### Aim
Please rewrite all of the data below with "junction dot" replaced by "junction point" everywhere it occurs. Leave everything else as it is.

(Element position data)
•••••

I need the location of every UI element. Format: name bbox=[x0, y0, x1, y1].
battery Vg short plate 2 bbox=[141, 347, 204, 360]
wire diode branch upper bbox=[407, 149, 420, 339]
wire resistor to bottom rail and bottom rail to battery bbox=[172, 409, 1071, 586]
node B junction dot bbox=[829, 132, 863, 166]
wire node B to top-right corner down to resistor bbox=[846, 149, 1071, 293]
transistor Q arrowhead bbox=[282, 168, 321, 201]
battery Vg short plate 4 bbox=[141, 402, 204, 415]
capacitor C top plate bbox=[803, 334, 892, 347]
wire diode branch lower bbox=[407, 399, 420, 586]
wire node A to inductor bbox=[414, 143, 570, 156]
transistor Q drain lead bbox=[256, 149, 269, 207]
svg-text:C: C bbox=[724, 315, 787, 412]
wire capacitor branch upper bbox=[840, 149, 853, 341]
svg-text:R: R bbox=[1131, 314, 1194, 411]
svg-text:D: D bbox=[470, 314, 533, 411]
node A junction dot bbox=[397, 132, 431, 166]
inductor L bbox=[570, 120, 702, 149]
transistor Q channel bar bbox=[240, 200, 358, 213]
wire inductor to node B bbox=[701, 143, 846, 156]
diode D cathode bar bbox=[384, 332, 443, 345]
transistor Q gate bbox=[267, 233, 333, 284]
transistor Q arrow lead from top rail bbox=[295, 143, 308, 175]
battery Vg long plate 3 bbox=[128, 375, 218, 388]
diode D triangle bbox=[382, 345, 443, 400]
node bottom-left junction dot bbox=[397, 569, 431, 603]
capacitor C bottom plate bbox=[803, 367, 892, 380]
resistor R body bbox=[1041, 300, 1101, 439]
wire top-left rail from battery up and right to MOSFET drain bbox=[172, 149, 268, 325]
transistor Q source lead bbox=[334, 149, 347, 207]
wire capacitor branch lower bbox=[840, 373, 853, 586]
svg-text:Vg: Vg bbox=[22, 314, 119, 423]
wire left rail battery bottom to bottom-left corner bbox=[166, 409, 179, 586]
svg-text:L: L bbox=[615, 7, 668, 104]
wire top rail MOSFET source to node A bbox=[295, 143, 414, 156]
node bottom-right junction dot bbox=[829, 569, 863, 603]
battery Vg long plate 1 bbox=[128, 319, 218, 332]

•••••

### Final result
I need the location of every UI element. Format: name bbox=[x0, y0, x1, y1].
battery Vg short plate 2 bbox=[141, 347, 204, 360]
wire diode branch upper bbox=[407, 149, 420, 339]
wire resistor to bottom rail and bottom rail to battery bbox=[172, 409, 1071, 586]
node B junction point bbox=[829, 132, 863, 166]
wire node B to top-right corner down to resistor bbox=[846, 149, 1071, 293]
transistor Q arrowhead bbox=[282, 168, 321, 201]
battery Vg short plate 4 bbox=[141, 402, 204, 415]
capacitor C top plate bbox=[803, 334, 892, 347]
wire diode branch lower bbox=[407, 399, 420, 586]
wire node A to inductor bbox=[414, 143, 570, 156]
transistor Q drain lead bbox=[256, 149, 269, 207]
svg-text:C: C bbox=[724, 315, 787, 412]
wire capacitor branch upper bbox=[840, 149, 853, 341]
svg-text:R: R bbox=[1131, 314, 1194, 411]
svg-text:D: D bbox=[470, 314, 533, 411]
node A junction point bbox=[397, 132, 431, 166]
inductor L bbox=[570, 120, 702, 149]
transistor Q channel bar bbox=[240, 200, 358, 213]
wire inductor to node B bbox=[701, 143, 846, 156]
diode D cathode bar bbox=[384, 332, 443, 345]
transistor Q gate bbox=[267, 233, 333, 284]
transistor Q arrow lead from top rail bbox=[295, 143, 308, 175]
battery Vg long plate 3 bbox=[128, 375, 218, 388]
diode D triangle bbox=[382, 345, 443, 400]
node bottom-left junction point bbox=[397, 569, 431, 603]
capacitor C bottom plate bbox=[803, 367, 892, 380]
resistor R body bbox=[1041, 300, 1101, 439]
wire top-left rail from battery up and right to MOSFET drain bbox=[172, 149, 268, 325]
transistor Q source lead bbox=[334, 149, 347, 207]
wire capacitor branch lower bbox=[840, 373, 853, 586]
svg-text:Vg: Vg bbox=[22, 314, 119, 423]
wire left rail battery bottom to bottom-left corner bbox=[166, 409, 179, 586]
svg-text:L: L bbox=[615, 7, 668, 104]
wire top rail MOSFET source to node A bbox=[295, 143, 414, 156]
node bottom-right junction point bbox=[829, 569, 863, 603]
battery Vg long plate 1 bbox=[128, 319, 218, 332]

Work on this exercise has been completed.